## WHAT IS ASKED
Write out the listing below without alteration, omitting its pictures.

## MATERIAL FOR THE TASK
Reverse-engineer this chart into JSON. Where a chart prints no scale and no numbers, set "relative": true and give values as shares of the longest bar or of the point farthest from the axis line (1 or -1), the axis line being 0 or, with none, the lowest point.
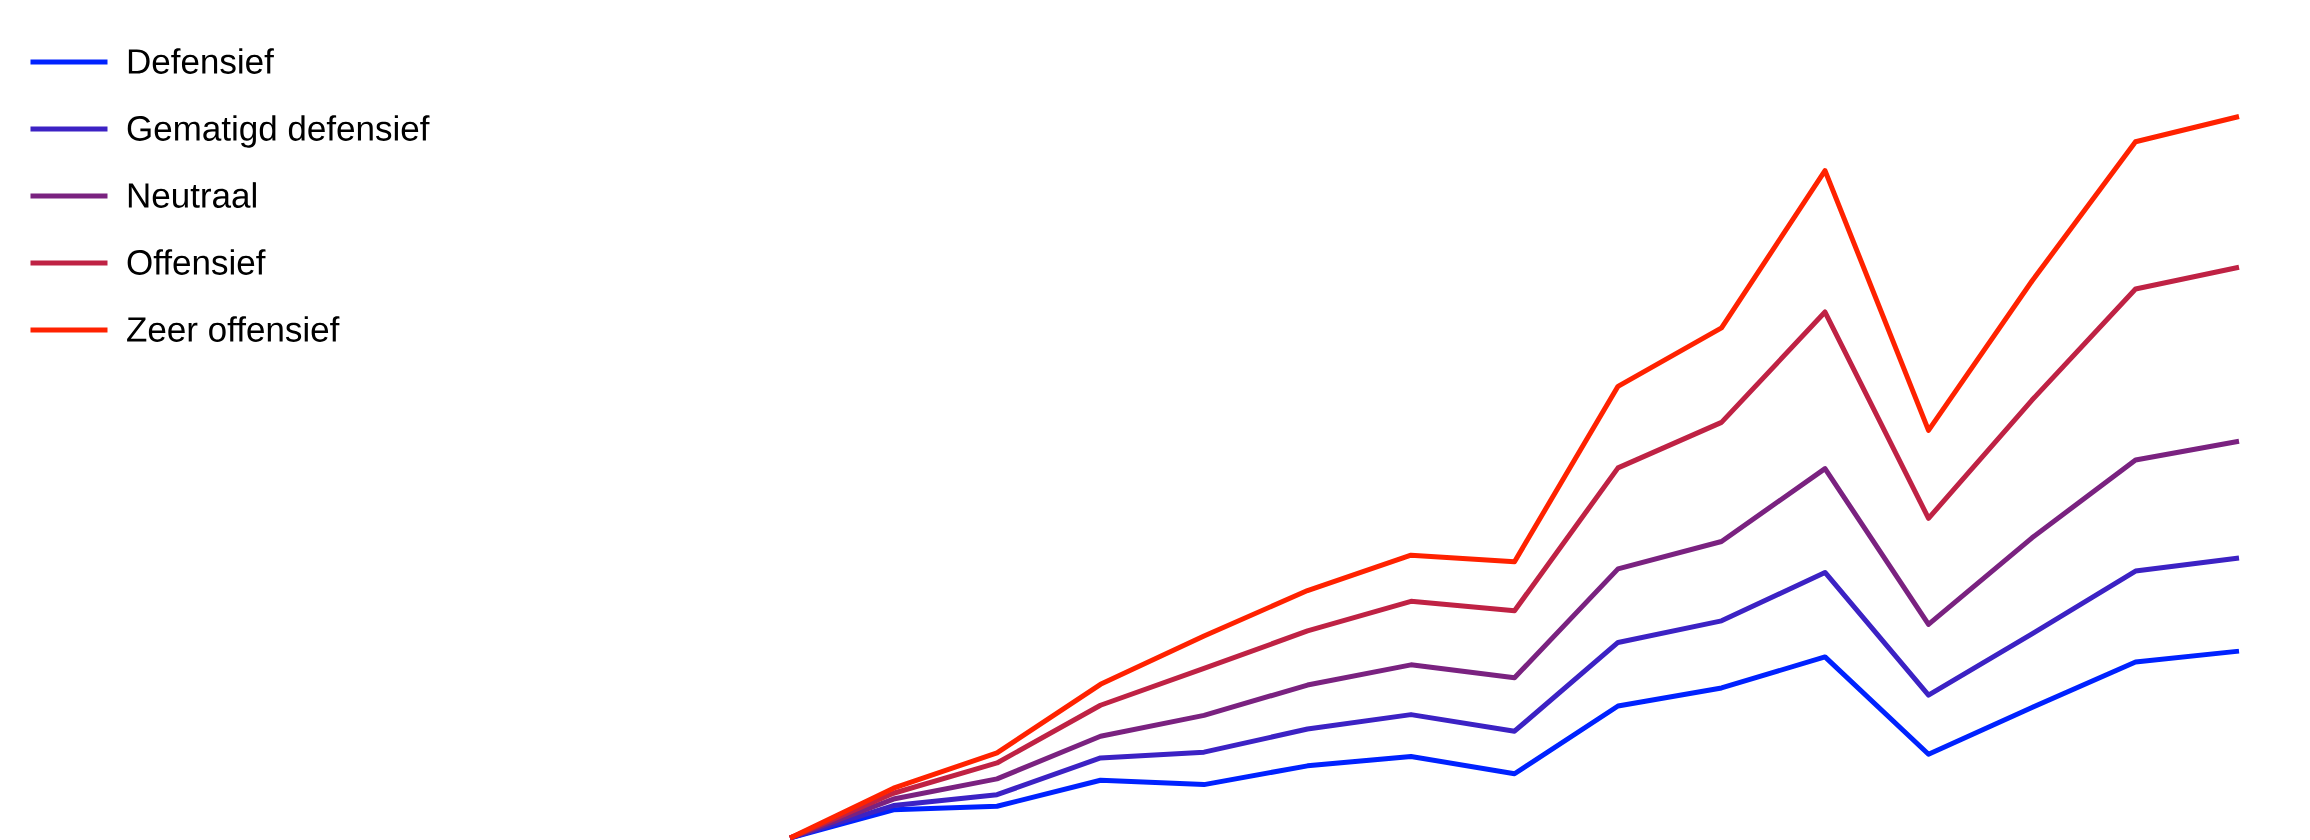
{
  "chart_data": {
    "type": "line",
    "relative": true,
    "legend": "top left",
    "categories": [
      null,
      null,
      null,
      null,
      null,
      null,
      null,
      null,
      null,
      null,
      null,
      null,
      null,
      null,
      null
    ],
    "series": [
      {
        "name": "Defensief",
        "color": "#0022ff",
        "values": [
          0,
          0.039,
          0.044,
          0.08,
          0.074,
          0.1,
          0.113,
          0.089,
          0.183,
          0.208,
          0.251,
          0.116,
          0.181,
          0.244,
          0.259
        ]
      },
      {
        "name": "Gematigd defensief",
        "color": "#3c22c4",
        "values": [
          0,
          0.045,
          0.06,
          0.111,
          0.119,
          0.151,
          0.171,
          0.148,
          0.271,
          0.301,
          0.368,
          0.198,
          0.283,
          0.37,
          0.388
        ]
      },
      {
        "name": "Neutraal",
        "color": "#7a2280",
        "values": [
          0,
          0.054,
          0.082,
          0.141,
          0.17,
          0.212,
          0.24,
          0.222,
          0.373,
          0.411,
          0.512,
          0.296,
          0.416,
          0.524,
          0.55
        ]
      },
      {
        "name": "Offensief",
        "color": "#bf2244",
        "values": [
          0,
          0.062,
          0.104,
          0.184,
          0.235,
          0.287,
          0.328,
          0.315,
          0.513,
          0.576,
          0.729,
          0.443,
          0.607,
          0.761,
          0.791
        ]
      },
      {
        "name": "Zeer offensief",
        "color": "#ff2200",
        "values": [
          0,
          0.069,
          0.118,
          0.213,
          0.28,
          0.343,
          0.392,
          0.383,
          0.626,
          0.707,
          0.925,
          0.565,
          0.772,
          0.965,
          1.0
        ]
      }
    ]
  }
}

## THE RESPONSE
Reverse-engineer this chart into JSON. Where a chart prints no scale and no numbers, set "relative": true and give values as shares of the longest bar or of the point farthest from the axis line (1 or -1), the axis line being 0 or, with none, the lowest point.
{
  "chart_data": {
    "type": "line",
    "relative": true,
    "legend": "top left",
    "categories": [
      null,
      null,
      null,
      null,
      null,
      null,
      null,
      null,
      null,
      null,
      null,
      null,
      null,
      null,
      null
    ],
    "series": [
      {
        "name": "Defensief",
        "color": "#0022ff",
        "values": [
          0,
          0.039,
          0.044,
          0.08,
          0.074,
          0.1,
          0.113,
          0.089,
          0.183,
          0.208,
          0.251,
          0.116,
          0.181,
          0.244,
          0.259
        ]
      },
      {
        "name": "Gematigd defensief",
        "color": "#3c22c4",
        "values": [
          0,
          0.045,
          0.06,
          0.111,
          0.119,
          0.151,
          0.171,
          0.148,
          0.271,
          0.301,
          0.368,
          0.198,
          0.283,
          0.37,
          0.388
        ]
      },
      {
        "name": "Neutraal",
        "color": "#7a2280",
        "values": [
          0,
          0.054,
          0.082,
          0.141,
          0.17,
          0.212,
          0.24,
          0.222,
          0.373,
          0.411,
          0.512,
          0.296,
          0.416,
          0.524,
          0.55
        ]
      },
      {
        "name": "Offensief",
        "color": "#bf2244",
        "values": [
          0,
          0.062,
          0.104,
          0.184,
          0.235,
          0.287,
          0.328,
          0.315,
          0.513,
          0.576,
          0.729,
          0.443,
          0.607,
          0.761,
          0.791
        ]
      },
      {
        "name": "Zeer offensief",
        "color": "#ff2200",
        "values": [
          0,
          0.069,
          0.118,
          0.213,
          0.28,
          0.343,
          0.392,
          0.383,
          0.626,
          0.707,
          0.925,
          0.565,
          0.772,
          0.965,
          1.0
        ]
      }
    ]
  }
}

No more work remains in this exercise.